Extract all records. Keep each one exact.
##### DATA TO USE #####
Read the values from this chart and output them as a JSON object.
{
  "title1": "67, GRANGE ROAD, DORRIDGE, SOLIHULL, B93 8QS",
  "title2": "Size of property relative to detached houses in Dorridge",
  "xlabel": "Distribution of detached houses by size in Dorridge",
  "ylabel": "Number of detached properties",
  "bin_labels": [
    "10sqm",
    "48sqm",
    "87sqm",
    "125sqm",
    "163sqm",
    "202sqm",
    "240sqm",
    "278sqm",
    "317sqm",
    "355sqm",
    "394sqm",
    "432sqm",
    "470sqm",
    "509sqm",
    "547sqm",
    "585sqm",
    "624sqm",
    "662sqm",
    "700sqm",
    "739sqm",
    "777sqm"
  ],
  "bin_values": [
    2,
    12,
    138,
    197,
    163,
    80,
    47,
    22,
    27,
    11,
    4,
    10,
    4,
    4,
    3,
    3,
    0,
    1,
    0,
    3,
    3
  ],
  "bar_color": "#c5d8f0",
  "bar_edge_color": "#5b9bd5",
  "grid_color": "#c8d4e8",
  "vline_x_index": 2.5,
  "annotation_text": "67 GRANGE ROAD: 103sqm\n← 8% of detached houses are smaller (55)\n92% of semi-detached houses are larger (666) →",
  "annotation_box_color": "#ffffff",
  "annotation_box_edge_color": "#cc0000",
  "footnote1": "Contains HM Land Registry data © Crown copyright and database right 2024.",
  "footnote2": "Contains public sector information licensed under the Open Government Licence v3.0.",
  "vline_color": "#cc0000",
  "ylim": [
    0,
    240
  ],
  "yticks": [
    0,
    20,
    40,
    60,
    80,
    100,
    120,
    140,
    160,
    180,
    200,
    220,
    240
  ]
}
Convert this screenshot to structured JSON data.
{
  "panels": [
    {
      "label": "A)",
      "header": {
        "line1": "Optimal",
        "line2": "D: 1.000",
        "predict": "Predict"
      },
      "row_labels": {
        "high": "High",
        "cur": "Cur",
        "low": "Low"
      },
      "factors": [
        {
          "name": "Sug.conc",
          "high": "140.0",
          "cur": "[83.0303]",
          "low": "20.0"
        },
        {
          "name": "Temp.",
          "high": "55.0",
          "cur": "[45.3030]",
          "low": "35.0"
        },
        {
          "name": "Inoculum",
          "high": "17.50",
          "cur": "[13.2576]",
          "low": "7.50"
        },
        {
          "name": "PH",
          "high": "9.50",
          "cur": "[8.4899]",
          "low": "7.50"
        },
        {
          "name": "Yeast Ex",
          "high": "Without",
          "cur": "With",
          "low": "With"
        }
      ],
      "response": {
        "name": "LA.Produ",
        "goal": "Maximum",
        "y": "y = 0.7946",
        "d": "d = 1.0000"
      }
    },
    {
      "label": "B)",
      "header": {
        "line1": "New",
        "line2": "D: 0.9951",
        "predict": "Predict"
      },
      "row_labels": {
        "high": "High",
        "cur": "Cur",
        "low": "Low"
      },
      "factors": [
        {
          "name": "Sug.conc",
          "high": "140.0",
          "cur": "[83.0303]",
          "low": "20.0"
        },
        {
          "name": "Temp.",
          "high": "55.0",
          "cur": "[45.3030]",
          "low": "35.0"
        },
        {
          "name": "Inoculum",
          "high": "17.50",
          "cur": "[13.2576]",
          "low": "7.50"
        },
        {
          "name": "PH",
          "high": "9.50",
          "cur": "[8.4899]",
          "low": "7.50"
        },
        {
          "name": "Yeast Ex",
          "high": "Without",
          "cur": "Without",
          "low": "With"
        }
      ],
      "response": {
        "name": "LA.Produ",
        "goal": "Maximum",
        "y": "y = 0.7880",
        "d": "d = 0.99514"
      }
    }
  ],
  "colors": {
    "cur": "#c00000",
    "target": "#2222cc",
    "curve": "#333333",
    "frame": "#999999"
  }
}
#####
**ANSWER BELOW:**
Read the values from this chart and output them as a JSON object.
{
  "title1": "67, GRANGE ROAD, DORRIDGE, SOLIHULL, B93 8QS",
  "title2": "Size of property relative to detached houses in Dorridge",
  "xlabel": "Distribution of detached houses by size in Dorridge",
  "ylabel": "Number of detached properties",
  "bin_labels": [
    "10sqm",
    "48sqm",
    "87sqm",
    "125sqm",
    "163sqm",
    "202sqm",
    "240sqm",
    "278sqm",
    "317sqm",
    "355sqm",
    "394sqm",
    "432sqm",
    "470sqm",
    "509sqm",
    "547sqm",
    "585sqm",
    "624sqm",
    "662sqm",
    "700sqm",
    "739sqm",
    "777sqm"
  ],
  "bin_values": [
    2,
    12,
    138,
    197,
    163,
    80,
    47,
    22,
    27,
    11,
    4,
    10,
    4,
    4,
    3,
    3,
    0,
    1,
    0,
    3,
    3
  ],
  "bar_color": "#c5d8f0",
  "bar_edge_color": "#5b9bd5",
  "grid_color": "#c8d4e8",
  "vline_x_index": 2.5,
  "annotation_text": "67 GRANGE ROAD: 103sqm\n← 8% of detached houses are smaller (55)\n92% of semi-detached houses are larger (666) →",
  "annotation_box_color": "#ffffff",
  "annotation_box_edge_color": "#cc0000",
  "footnote1": "Contains HM Land Registry data © Crown copyright and database right 2024.",
  "footnote2": "Contains public sector information licensed under the Open Government Licence v3.0.",
  "vline_color": "#cc0000",
  "ylim": [
    0,
    240
  ],
  "yticks": [
    0,
    20,
    40,
    60,
    80,
    100,
    120,
    140,
    160,
    180,
    200,
    220,
    240
  ]
}
Convert this screenshot to structured JSON data.
{
  "panels": [
    {
      "label": "A)",
      "header": {
        "line1": "Optimal",
        "line2": "D: 1.000",
        "predict": "Predict"
      },
      "row_labels": {
        "high": "High",
        "cur": "Cur",
        "low": "Low"
      },
      "factors": [
        {
          "name": "Sug.conc",
          "high": "140.0",
          "cur": "[83.0303]",
          "low": "20.0"
        },
        {
          "name": "Temp.",
          "high": "55.0",
          "cur": "[45.3030]",
          "low": "35.0"
        },
        {
          "name": "Inoculum",
          "high": "17.50",
          "cur": "[13.2576]",
          "low": "7.50"
        },
        {
          "name": "PH",
          "high": "9.50",
          "cur": "[8.4899]",
          "low": "7.50"
        },
        {
          "name": "Yeast Ex",
          "high": "Without",
          "cur": "With",
          "low": "With"
        }
      ],
      "response": {
        "name": "LA.Produ",
        "goal": "Maximum",
        "y": "y = 0.7946",
        "d": "d = 1.0000"
      }
    },
    {
      "label": "B)",
      "header": {
        "line1": "New",
        "line2": "D: 0.9951",
        "predict": "Predict"
      },
      "row_labels": {
        "high": "High",
        "cur": "Cur",
        "low": "Low"
      },
      "factors": [
        {
          "name": "Sug.conc",
          "high": "140.0",
          "cur": "[83.0303]",
          "low": "20.0"
        },
        {
          "name": "Temp.",
          "high": "55.0",
          "cur": "[45.3030]",
          "low": "35.0"
        },
        {
          "name": "Inoculum",
          "high": "17.50",
          "cur": "[13.2576]",
          "low": "7.50"
        },
        {
          "name": "PH",
          "high": "9.50",
          "cur": "[8.4899]",
          "low": "7.50"
        },
        {
          "name": "Yeast Ex",
          "high": "Without",
          "cur": "Without",
          "low": "With"
        }
      ],
      "response": {
        "name": "LA.Produ",
        "goal": "Maximum",
        "y": "y = 0.7880",
        "d": "d = 0.99514"
      }
    }
  ],
  "colors": {
    "cur": "#c00000",
    "target": "#2222cc",
    "curve": "#333333",
    "frame": "#999999"
  }
}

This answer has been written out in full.